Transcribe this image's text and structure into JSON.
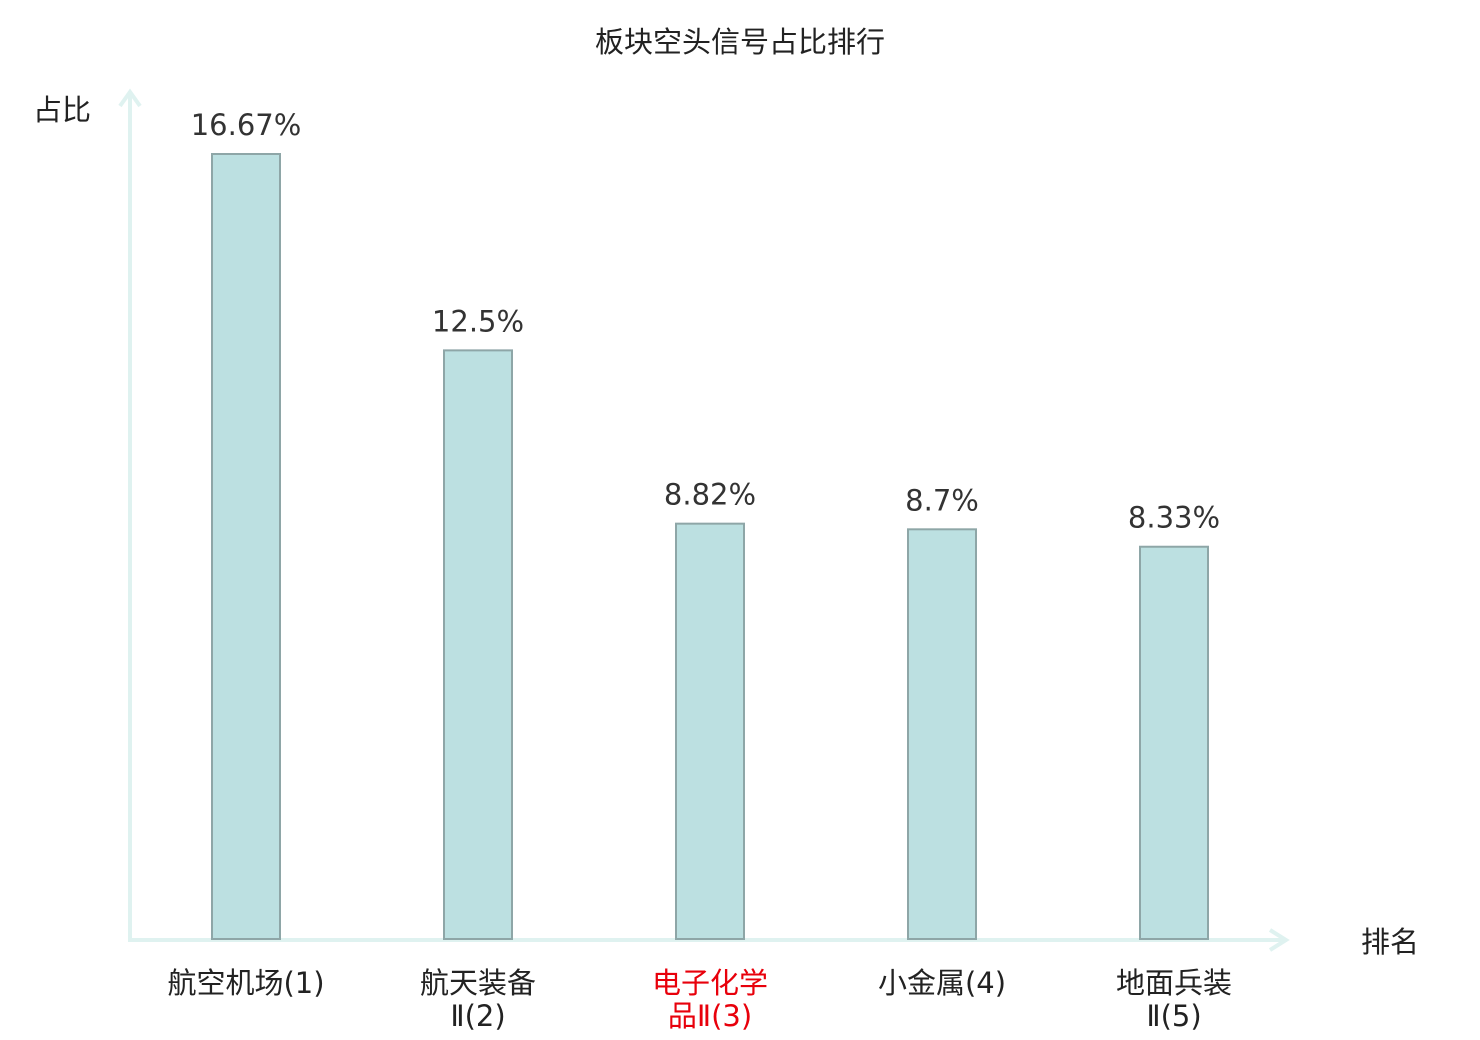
{
  "chart_data": {
    "type": "bar",
    "title": "板块空头信号占比排行",
    "ylabel": "占比",
    "xlabel": "排名",
    "ylim": [
      0,
      16.67
    ],
    "grid": false,
    "categories": [
      [
        "航空机场(1)"
      ],
      [
        "航天装备",
        "Ⅱ(2)"
      ],
      [
        "电子化学",
        "品Ⅱ(3)"
      ],
      [
        "小金属(4)"
      ],
      [
        "地面兵装",
        "Ⅱ(5)"
      ]
    ],
    "values": [
      16.67,
      12.5,
      8.82,
      8.7,
      8.33
    ],
    "value_labels": [
      "16.67%",
      "12.5%",
      "8.82%",
      "8.7%",
      "8.33%"
    ],
    "highlight_index": 2
  },
  "colors": {
    "bar_fill": "#bce0e1",
    "bar_stroke": "#8ea6a7",
    "axis": "#dff2f0",
    "highlight_text": "#e8000b",
    "text": "#222222"
  }
}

The request: Each record above must be returned exactly as written, with its pictures omitted.

Result of the task:
Transcribe this image's text and structure into JSON.
{
  "chart_data": {
    "type": "bar",
    "title": "板块空头信号占比排行",
    "ylabel": "占比",
    "xlabel": "排名",
    "ylim": [
      0,
      16.67
    ],
    "grid": false,
    "categories": [
      [
        "航空机场(1)"
      ],
      [
        "航天装备",
        "Ⅱ(2)"
      ],
      [
        "电子化学",
        "品Ⅱ(3)"
      ],
      [
        "小金属(4)"
      ],
      [
        "地面兵装",
        "Ⅱ(5)"
      ]
    ],
    "values": [
      16.67,
      12.5,
      8.82,
      8.7,
      8.33
    ],
    "value_labels": [
      "16.67%",
      "12.5%",
      "8.82%",
      "8.7%",
      "8.33%"
    ],
    "highlight_index": 2
  },
  "colors": {
    "bar_fill": "#bce0e1",
    "bar_stroke": "#8ea6a7",
    "axis": "#dff2f0",
    "highlight_text": "#e8000b",
    "text": "#222222"
  }
}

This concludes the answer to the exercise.